▶ **What is needed**
The complete listing should be restated exactly.

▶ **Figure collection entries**
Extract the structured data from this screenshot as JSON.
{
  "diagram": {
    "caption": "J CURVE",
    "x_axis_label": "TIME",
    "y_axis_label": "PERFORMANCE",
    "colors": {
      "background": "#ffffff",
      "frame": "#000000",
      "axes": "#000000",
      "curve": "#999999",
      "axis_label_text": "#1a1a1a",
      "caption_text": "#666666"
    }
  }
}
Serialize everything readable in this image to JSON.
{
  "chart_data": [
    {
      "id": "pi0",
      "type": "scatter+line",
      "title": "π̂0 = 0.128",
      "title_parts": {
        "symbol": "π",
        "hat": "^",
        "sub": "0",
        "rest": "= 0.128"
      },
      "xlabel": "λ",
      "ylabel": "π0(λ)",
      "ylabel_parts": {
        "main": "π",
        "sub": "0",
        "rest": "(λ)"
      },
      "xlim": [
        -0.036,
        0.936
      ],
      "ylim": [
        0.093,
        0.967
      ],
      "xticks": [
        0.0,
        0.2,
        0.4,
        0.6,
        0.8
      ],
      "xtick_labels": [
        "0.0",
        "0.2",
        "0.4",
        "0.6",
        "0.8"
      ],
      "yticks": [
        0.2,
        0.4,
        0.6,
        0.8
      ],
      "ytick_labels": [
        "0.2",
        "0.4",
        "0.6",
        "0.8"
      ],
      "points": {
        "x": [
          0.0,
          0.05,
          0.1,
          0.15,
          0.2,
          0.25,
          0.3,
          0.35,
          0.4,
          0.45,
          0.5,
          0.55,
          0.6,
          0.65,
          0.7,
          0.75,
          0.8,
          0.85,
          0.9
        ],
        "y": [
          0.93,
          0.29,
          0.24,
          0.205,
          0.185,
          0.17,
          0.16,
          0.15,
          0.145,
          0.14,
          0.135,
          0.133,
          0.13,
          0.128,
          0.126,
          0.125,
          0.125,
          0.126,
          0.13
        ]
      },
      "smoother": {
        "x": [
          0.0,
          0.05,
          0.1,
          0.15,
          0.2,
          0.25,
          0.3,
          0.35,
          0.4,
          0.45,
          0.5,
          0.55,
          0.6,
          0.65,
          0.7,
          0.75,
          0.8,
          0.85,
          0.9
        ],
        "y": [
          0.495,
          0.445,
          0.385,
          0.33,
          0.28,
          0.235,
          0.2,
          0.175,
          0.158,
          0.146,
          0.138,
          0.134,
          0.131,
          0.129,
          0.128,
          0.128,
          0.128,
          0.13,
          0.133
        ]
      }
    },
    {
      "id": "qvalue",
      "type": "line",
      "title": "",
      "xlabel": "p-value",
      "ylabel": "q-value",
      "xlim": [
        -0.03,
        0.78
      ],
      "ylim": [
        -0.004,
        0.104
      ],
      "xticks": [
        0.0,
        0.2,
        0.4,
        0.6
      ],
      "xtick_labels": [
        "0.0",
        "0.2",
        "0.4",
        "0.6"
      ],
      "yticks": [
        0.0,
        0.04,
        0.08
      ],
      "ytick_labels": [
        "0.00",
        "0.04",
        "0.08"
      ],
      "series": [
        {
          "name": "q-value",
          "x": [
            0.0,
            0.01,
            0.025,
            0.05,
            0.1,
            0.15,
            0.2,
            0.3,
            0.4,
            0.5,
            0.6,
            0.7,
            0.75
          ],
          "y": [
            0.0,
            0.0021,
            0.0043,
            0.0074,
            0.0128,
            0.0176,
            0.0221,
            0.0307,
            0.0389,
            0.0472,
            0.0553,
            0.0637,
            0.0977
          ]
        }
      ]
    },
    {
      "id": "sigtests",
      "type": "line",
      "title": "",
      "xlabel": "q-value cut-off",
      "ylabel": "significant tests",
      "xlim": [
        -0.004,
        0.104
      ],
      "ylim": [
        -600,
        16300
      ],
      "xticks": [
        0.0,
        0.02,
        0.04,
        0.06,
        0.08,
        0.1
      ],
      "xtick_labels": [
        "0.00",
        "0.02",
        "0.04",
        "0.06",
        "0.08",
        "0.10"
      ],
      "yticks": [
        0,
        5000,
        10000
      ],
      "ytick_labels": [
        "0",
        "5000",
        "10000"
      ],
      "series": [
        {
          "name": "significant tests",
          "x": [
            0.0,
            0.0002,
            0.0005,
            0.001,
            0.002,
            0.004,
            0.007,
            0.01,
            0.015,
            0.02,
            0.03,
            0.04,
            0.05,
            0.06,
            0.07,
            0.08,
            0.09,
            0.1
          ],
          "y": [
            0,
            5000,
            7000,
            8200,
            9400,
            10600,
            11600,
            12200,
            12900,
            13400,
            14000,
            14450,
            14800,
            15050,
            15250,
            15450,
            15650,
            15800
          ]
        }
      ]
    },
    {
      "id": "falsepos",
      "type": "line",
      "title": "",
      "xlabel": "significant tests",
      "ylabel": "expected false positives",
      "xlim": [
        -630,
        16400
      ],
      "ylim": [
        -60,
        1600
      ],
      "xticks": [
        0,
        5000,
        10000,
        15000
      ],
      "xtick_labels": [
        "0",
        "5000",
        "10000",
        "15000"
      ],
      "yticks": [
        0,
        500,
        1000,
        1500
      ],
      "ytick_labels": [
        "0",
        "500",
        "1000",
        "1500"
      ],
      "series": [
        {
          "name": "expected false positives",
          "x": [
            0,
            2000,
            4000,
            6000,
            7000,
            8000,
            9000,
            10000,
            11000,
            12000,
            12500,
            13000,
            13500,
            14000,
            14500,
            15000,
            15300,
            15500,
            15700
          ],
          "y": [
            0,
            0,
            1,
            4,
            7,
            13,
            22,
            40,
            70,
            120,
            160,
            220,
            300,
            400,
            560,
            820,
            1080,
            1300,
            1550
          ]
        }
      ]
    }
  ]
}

▶ **Solution**
Extract the structured data from this screenshot as JSON.
{
  "diagram": {
    "caption": "J CURVE",
    "x_axis_label": "TIME",
    "y_axis_label": "PERFORMANCE",
    "colors": {
      "background": "#ffffff",
      "frame": "#000000",
      "axes": "#000000",
      "curve": "#999999",
      "axis_label_text": "#1a1a1a",
      "caption_text": "#666666"
    }
  }
}
Serialize everything readable in this image to JSON.
{
  "chart_data": [
    {
      "id": "pi0",
      "type": "scatter+line",
      "title": "π̂0 = 0.128",
      "title_parts": {
        "symbol": "π",
        "hat": "^",
        "sub": "0",
        "rest": "= 0.128"
      },
      "xlabel": "λ",
      "ylabel": "π0(λ)",
      "ylabel_parts": {
        "main": "π",
        "sub": "0",
        "rest": "(λ)"
      },
      "xlim": [
        -0.036,
        0.936
      ],
      "ylim": [
        0.093,
        0.967
      ],
      "xticks": [
        0.0,
        0.2,
        0.4,
        0.6,
        0.8
      ],
      "xtick_labels": [
        "0.0",
        "0.2",
        "0.4",
        "0.6",
        "0.8"
      ],
      "yticks": [
        0.2,
        0.4,
        0.6,
        0.8
      ],
      "ytick_labels": [
        "0.2",
        "0.4",
        "0.6",
        "0.8"
      ],
      "points": {
        "x": [
          0.0,
          0.05,
          0.1,
          0.15,
          0.2,
          0.25,
          0.3,
          0.35,
          0.4,
          0.45,
          0.5,
          0.55,
          0.6,
          0.65,
          0.7,
          0.75,
          0.8,
          0.85,
          0.9
        ],
        "y": [
          0.93,
          0.29,
          0.24,
          0.205,
          0.185,
          0.17,
          0.16,
          0.15,
          0.145,
          0.14,
          0.135,
          0.133,
          0.13,
          0.128,
          0.126,
          0.125,
          0.125,
          0.126,
          0.13
        ]
      },
      "smoother": {
        "x": [
          0.0,
          0.05,
          0.1,
          0.15,
          0.2,
          0.25,
          0.3,
          0.35,
          0.4,
          0.45,
          0.5,
          0.55,
          0.6,
          0.65,
          0.7,
          0.75,
          0.8,
          0.85,
          0.9
        ],
        "y": [
          0.495,
          0.445,
          0.385,
          0.33,
          0.28,
          0.235,
          0.2,
          0.175,
          0.158,
          0.146,
          0.138,
          0.134,
          0.131,
          0.129,
          0.128,
          0.128,
          0.128,
          0.13,
          0.133
        ]
      }
    },
    {
      "id": "qvalue",
      "type": "line",
      "title": "",
      "xlabel": "p-value",
      "ylabel": "q-value",
      "xlim": [
        -0.03,
        0.78
      ],
      "ylim": [
        -0.004,
        0.104
      ],
      "xticks": [
        0.0,
        0.2,
        0.4,
        0.6
      ],
      "xtick_labels": [
        "0.0",
        "0.2",
        "0.4",
        "0.6"
      ],
      "yticks": [
        0.0,
        0.04,
        0.08
      ],
      "ytick_labels": [
        "0.00",
        "0.04",
        "0.08"
      ],
      "series": [
        {
          "name": "q-value",
          "x": [
            0.0,
            0.01,
            0.025,
            0.05,
            0.1,
            0.15,
            0.2,
            0.3,
            0.4,
            0.5,
            0.6,
            0.7,
            0.75
          ],
          "y": [
            0.0,
            0.0021,
            0.0043,
            0.0074,
            0.0128,
            0.0176,
            0.0221,
            0.0307,
            0.0389,
            0.0472,
            0.0553,
            0.0637,
            0.0977
          ]
        }
      ]
    },
    {
      "id": "sigtests",
      "type": "line",
      "title": "",
      "xlabel": "q-value cut-off",
      "ylabel": "significant tests",
      "xlim": [
        -0.004,
        0.104
      ],
      "ylim": [
        -600,
        16300
      ],
      "xticks": [
        0.0,
        0.02,
        0.04,
        0.06,
        0.08,
        0.1
      ],
      "xtick_labels": [
        "0.00",
        "0.02",
        "0.04",
        "0.06",
        "0.08",
        "0.10"
      ],
      "yticks": [
        0,
        5000,
        10000
      ],
      "ytick_labels": [
        "0",
        "5000",
        "10000"
      ],
      "series": [
        {
          "name": "significant tests",
          "x": [
            0.0,
            0.0002,
            0.0005,
            0.001,
            0.002,
            0.004,
            0.007,
            0.01,
            0.015,
            0.02,
            0.03,
            0.04,
            0.05,
            0.06,
            0.07,
            0.08,
            0.09,
            0.1
          ],
          "y": [
            0,
            5000,
            7000,
            8200,
            9400,
            10600,
            11600,
            12200,
            12900,
            13400,
            14000,
            14450,
            14800,
            15050,
            15250,
            15450,
            15650,
            15800
          ]
        }
      ]
    },
    {
      "id": "falsepos",
      "type": "line",
      "title": "",
      "xlabel": "significant tests",
      "ylabel": "expected false positives",
      "xlim": [
        -630,
        16400
      ],
      "ylim": [
        -60,
        1600
      ],
      "xticks": [
        0,
        5000,
        10000,
        15000
      ],
      "xtick_labels": [
        "0",
        "5000",
        "10000",
        "15000"
      ],
      "yticks": [
        0,
        500,
        1000,
        1500
      ],
      "ytick_labels": [
        "0",
        "500",
        "1000",
        "1500"
      ],
      "series": [
        {
          "name": "expected false positives",
          "x": [
            0,
            2000,
            4000,
            6000,
            7000,
            8000,
            9000,
            10000,
            11000,
            12000,
            12500,
            13000,
            13500,
            14000,
            14500,
            15000,
            15300,
            15500,
            15700
          ],
          "y": [
            0,
            0,
            1,
            4,
            7,
            13,
            22,
            40,
            70,
            120,
            160,
            220,
            300,
            400,
            560,
            820,
            1080,
            1300,
            1550
          ]
        }
      ]
    }
  ]
}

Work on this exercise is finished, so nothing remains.